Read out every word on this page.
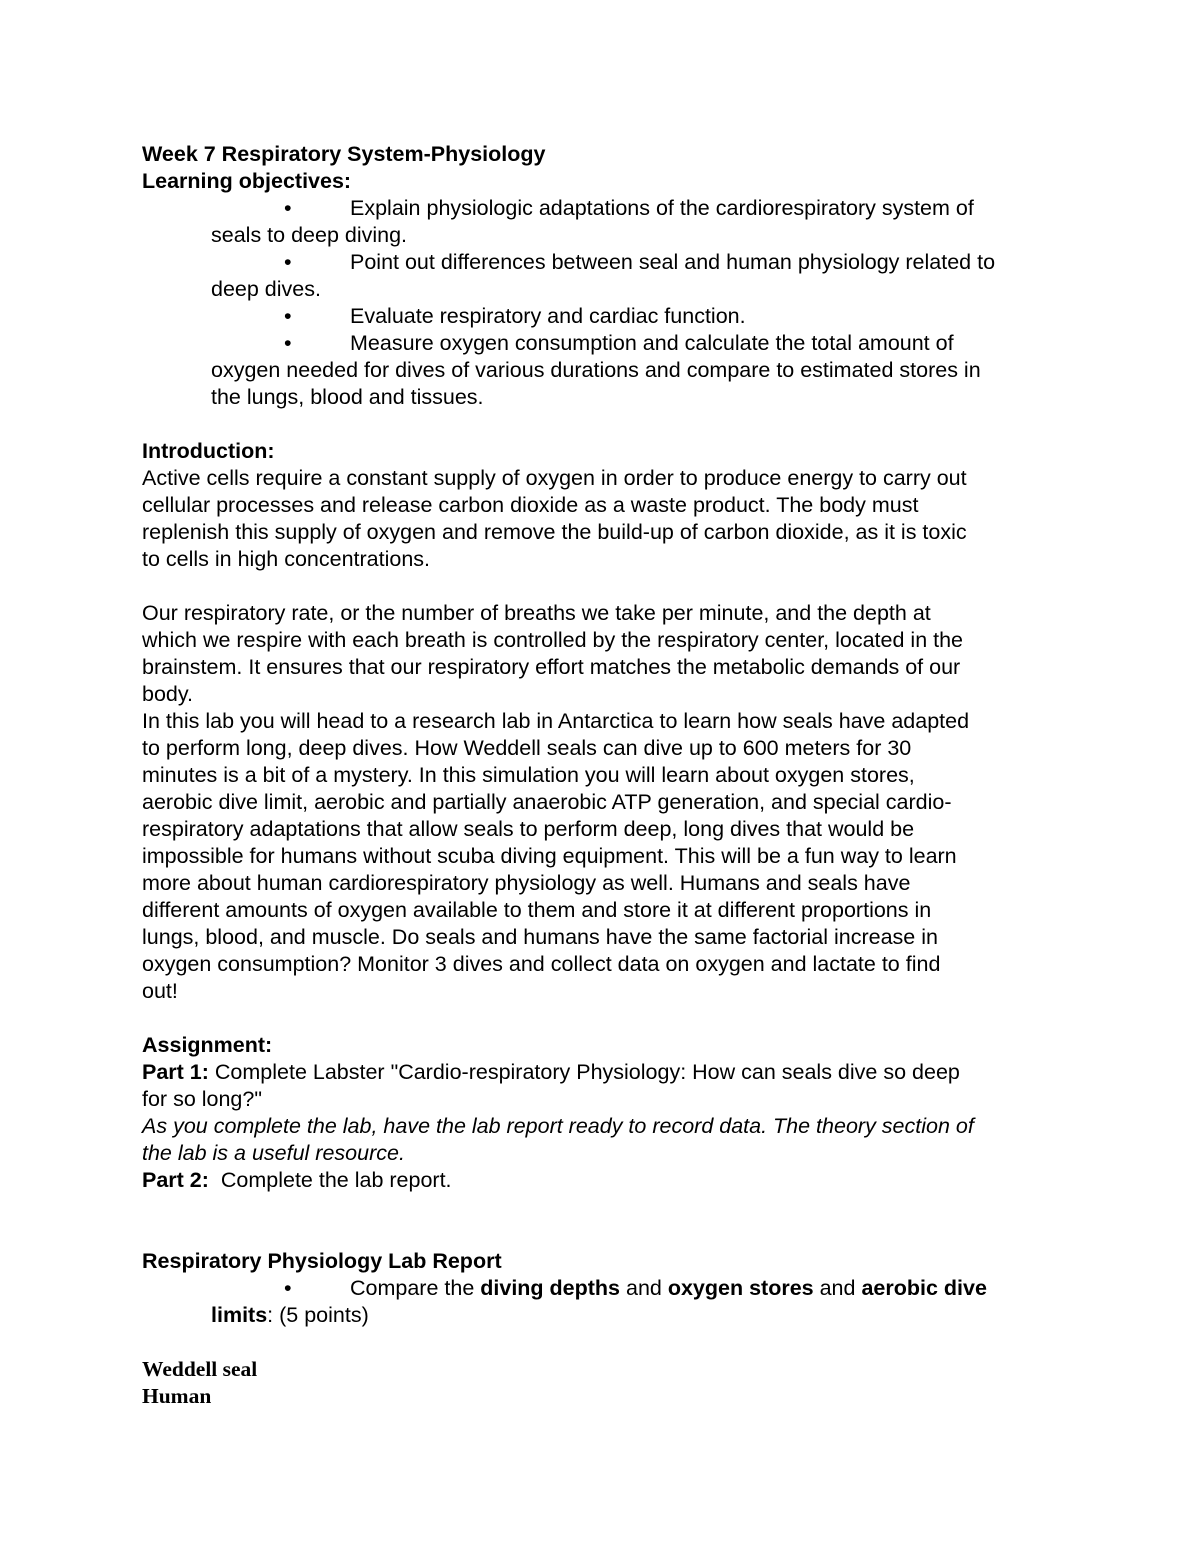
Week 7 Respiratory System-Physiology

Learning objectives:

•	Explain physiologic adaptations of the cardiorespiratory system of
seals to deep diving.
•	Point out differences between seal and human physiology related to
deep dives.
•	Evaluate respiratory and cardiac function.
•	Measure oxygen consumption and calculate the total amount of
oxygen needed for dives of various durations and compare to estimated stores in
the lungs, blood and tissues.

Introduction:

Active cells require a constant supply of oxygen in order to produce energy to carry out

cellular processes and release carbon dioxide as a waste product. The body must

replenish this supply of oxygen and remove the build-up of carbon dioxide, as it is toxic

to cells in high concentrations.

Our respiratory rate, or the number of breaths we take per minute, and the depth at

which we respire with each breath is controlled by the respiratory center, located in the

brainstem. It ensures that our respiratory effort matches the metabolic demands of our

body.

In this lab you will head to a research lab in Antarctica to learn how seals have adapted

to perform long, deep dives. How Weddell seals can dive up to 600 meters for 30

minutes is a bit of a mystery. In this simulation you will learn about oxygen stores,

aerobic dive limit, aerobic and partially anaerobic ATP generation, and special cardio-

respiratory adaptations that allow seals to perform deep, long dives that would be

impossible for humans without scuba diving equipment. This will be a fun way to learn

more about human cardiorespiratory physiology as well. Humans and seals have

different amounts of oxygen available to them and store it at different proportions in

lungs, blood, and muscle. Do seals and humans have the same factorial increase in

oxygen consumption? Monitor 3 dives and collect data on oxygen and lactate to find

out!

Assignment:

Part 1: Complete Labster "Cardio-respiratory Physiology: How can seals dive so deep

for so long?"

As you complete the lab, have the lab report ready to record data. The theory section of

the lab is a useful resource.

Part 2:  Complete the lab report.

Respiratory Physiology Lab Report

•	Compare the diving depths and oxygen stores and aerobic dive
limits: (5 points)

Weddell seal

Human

****

▶ WORK TASK:
Each record above should be duplicated word for word, with no pictures included.

▶ TASK RESULT:
Read out every word on this page.
Week 7 Respiratory System-Physiology

Learning objectives:

•	Explain physiologic adaptations of the cardiorespiratory system of
seals to deep diving.
•	Point out differences between seal and human physiology related to
deep dives.
•	Evaluate respiratory and cardiac function.
•	Measure oxygen consumption and calculate the total amount of
oxygen needed for dives of various durations and compare to estimated stores in
the lungs, blood and tissues.

Introduction:

Active cells require a constant supply of oxygen in order to produce energy to carry out

cellular processes and release carbon dioxide as a waste product. The body must

replenish this supply of oxygen and remove the build-up of carbon dioxide, as it is toxic

to cells in high concentrations.

Our respiratory rate, or the number of breaths we take per minute, and the depth at

which we respire with each breath is controlled by the respiratory center, located in the

brainstem. It ensures that our respiratory effort matches the metabolic demands of our

body.

In this lab you will head to a research lab in Antarctica to learn how seals have adapted

to perform long, deep dives. How Weddell seals can dive up to 600 meters for 30

minutes is a bit of a mystery. In this simulation you will learn about oxygen stores,

aerobic dive limit, aerobic and partially anaerobic ATP generation, and special cardio-

respiratory adaptations that allow seals to perform deep, long dives that would be

impossible for humans without scuba diving equipment. This will be a fun way to learn

more about human cardiorespiratory physiology as well. Humans and seals have

different amounts of oxygen available to them and store it at different proportions in

lungs, blood, and muscle. Do seals and humans have the same factorial increase in

oxygen consumption? Monitor 3 dives and collect data on oxygen and lactate to find

out!

Assignment:

Part 1: Complete Labster "Cardio-respiratory Physiology: How can seals dive so deep

for so long?"

As you complete the lab, have the lab report ready to record data. The theory section of

the lab is a useful resource.

Part 2:  Complete the lab report.

Respiratory Physiology Lab Report

•	Compare the diving depths and oxygen stores and aerobic dive
limits: (5 points)

Weddell seal

Human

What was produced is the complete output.